*** Information provided ***

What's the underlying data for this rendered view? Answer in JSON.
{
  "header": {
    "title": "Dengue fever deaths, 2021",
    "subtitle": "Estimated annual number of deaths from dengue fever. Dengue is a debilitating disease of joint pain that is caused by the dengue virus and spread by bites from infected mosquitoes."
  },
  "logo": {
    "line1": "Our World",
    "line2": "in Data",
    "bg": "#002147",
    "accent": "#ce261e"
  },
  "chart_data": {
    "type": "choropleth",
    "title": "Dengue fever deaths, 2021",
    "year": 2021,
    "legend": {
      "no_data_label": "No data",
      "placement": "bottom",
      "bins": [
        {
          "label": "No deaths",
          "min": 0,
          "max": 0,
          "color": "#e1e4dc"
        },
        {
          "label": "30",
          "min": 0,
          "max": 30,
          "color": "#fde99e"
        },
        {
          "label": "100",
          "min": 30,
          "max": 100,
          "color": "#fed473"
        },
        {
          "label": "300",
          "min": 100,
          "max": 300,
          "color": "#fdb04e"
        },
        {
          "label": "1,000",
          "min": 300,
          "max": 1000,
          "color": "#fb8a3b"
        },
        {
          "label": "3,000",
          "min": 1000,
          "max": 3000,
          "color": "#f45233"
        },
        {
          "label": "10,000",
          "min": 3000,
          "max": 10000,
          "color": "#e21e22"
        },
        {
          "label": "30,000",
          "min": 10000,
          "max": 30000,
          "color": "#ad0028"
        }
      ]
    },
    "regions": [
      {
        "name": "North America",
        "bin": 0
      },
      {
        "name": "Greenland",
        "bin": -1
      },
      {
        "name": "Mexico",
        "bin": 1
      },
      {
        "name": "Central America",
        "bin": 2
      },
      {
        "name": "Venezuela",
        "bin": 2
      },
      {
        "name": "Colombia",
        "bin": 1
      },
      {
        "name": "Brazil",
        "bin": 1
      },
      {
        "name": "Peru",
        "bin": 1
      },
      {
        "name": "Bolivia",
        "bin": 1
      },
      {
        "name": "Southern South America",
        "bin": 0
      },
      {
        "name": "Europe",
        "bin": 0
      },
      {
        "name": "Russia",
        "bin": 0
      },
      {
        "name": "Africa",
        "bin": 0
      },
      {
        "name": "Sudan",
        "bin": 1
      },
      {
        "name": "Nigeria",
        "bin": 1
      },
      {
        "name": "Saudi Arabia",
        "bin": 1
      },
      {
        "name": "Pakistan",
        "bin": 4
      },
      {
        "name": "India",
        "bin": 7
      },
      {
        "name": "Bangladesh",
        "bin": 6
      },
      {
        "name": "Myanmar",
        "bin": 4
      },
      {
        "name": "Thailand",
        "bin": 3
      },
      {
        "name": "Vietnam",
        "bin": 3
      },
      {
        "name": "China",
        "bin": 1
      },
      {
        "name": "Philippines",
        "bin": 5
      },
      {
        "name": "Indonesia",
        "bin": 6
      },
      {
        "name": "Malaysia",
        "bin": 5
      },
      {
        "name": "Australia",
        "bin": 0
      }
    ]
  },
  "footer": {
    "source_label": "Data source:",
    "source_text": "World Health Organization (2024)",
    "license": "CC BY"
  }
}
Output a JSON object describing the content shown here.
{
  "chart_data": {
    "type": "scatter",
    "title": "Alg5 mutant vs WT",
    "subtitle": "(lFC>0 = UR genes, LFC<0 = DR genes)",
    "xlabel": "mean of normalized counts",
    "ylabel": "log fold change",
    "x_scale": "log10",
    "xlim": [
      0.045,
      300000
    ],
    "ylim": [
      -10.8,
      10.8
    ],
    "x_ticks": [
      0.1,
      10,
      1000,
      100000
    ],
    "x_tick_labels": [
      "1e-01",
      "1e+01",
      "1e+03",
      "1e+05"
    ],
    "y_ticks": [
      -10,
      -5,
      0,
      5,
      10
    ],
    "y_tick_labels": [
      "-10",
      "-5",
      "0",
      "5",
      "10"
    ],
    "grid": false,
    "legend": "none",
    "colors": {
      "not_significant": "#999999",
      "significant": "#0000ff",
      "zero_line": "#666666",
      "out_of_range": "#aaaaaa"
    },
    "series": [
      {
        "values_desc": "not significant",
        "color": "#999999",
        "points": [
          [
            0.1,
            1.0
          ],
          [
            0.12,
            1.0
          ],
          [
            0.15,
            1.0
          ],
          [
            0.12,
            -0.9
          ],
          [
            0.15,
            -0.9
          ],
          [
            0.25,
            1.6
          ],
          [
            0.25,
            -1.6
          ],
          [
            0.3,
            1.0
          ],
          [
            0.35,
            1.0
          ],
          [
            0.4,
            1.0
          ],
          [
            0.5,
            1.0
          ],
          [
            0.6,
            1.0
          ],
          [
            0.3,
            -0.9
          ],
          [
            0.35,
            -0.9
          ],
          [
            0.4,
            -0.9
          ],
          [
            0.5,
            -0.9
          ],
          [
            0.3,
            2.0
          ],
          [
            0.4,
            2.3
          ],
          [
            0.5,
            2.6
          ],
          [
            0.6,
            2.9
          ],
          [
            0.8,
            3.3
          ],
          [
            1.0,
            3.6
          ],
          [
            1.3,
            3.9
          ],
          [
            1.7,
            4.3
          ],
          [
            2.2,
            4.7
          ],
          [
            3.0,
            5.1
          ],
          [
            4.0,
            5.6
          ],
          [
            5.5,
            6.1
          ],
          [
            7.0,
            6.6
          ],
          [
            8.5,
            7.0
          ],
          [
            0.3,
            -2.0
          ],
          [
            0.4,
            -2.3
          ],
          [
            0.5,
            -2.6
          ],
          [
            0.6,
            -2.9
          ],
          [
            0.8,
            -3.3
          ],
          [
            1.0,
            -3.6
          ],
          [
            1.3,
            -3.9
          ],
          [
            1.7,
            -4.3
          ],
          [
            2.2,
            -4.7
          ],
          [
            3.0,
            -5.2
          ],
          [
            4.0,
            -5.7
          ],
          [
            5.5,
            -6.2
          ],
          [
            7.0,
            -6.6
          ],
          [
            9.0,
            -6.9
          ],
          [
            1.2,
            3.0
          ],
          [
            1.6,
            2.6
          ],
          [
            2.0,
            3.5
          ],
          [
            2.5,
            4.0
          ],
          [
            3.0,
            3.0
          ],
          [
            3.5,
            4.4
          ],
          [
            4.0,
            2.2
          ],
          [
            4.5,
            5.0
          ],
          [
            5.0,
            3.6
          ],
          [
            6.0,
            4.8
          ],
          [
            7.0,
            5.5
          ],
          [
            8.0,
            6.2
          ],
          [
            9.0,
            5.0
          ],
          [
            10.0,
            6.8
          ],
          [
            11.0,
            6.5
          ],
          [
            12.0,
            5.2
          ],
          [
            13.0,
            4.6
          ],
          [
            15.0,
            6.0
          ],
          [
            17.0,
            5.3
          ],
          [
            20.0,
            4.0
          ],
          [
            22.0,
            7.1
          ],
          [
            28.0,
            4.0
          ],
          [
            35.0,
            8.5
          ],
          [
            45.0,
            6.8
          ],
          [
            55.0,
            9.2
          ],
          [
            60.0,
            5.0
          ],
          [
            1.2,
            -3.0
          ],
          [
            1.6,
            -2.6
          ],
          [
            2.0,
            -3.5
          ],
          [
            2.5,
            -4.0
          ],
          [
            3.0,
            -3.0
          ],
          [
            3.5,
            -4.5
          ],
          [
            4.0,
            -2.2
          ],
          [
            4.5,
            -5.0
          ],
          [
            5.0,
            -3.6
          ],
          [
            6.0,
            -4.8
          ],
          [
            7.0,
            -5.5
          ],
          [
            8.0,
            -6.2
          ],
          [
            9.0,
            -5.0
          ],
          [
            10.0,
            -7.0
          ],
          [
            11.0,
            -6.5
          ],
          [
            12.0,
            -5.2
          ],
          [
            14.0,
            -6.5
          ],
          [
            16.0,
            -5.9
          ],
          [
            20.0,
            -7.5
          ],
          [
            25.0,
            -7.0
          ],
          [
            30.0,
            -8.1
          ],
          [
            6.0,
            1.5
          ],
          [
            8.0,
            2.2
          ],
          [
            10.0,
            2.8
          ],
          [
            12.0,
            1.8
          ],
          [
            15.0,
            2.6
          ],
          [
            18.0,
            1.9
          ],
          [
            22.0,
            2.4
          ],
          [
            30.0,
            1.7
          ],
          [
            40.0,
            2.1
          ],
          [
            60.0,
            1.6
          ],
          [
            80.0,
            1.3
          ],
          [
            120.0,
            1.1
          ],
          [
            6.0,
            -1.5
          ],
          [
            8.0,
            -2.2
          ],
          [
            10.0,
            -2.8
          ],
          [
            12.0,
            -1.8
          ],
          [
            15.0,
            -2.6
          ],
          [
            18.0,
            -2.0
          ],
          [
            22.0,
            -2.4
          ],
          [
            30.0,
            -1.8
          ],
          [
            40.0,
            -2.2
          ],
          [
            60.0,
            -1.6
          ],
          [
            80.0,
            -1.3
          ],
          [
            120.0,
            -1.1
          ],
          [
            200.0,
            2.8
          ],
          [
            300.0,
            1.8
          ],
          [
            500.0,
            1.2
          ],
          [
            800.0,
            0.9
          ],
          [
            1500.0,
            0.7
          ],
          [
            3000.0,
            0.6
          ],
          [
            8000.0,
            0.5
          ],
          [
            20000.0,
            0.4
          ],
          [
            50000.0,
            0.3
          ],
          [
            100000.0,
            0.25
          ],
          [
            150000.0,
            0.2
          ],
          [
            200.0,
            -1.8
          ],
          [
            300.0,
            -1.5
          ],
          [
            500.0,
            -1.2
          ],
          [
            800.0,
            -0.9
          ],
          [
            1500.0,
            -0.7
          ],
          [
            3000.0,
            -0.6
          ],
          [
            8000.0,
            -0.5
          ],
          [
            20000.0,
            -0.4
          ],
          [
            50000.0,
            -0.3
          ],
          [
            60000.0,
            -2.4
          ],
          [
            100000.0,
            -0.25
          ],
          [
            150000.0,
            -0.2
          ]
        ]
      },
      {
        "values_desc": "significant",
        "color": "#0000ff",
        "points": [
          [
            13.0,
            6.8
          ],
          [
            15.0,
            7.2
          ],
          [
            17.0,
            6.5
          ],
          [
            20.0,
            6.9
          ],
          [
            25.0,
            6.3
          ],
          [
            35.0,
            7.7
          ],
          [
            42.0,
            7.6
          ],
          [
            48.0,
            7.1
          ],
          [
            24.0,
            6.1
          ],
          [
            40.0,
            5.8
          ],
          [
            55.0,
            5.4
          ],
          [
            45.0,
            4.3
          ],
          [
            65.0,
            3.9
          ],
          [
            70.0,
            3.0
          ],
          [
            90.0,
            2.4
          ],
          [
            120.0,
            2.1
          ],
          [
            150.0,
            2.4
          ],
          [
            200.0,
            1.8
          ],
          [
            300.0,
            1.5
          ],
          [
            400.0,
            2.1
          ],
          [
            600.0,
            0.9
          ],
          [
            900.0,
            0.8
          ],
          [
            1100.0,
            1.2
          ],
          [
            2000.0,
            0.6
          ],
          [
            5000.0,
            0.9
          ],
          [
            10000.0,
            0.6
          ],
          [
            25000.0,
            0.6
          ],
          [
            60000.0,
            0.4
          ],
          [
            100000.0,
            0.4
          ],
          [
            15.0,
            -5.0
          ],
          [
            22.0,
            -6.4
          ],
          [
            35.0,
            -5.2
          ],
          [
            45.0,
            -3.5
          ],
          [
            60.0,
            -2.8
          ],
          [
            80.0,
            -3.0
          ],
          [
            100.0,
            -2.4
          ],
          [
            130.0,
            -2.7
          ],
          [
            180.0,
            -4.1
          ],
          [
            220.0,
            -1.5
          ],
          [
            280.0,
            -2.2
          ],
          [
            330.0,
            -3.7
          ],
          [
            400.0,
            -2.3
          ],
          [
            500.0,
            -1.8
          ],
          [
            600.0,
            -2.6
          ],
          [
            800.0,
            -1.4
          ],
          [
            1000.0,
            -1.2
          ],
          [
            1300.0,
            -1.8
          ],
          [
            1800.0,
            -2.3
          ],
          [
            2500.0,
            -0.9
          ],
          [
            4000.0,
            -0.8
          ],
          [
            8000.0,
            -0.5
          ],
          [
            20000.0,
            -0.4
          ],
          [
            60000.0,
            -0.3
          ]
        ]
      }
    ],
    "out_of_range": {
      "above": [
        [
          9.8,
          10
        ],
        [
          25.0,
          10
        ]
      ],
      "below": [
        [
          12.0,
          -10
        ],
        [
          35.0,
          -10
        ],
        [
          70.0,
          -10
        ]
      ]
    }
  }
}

*** End of Information provided ***

### Work to be completed
Which lines in the listing above include the string "deaths"? Copy each of them.

### Solution
    "title": "Dengue fever deaths, 2021",
    "subtitle": "Estimated annual number of deaths from dengue fever. Dengue is a debilitating disease of joint pain that is caused by the dengue virus and spread by bites from infected mosquitoes."
    "title": "Dengue fever deaths, 2021",
          "label": "No deaths",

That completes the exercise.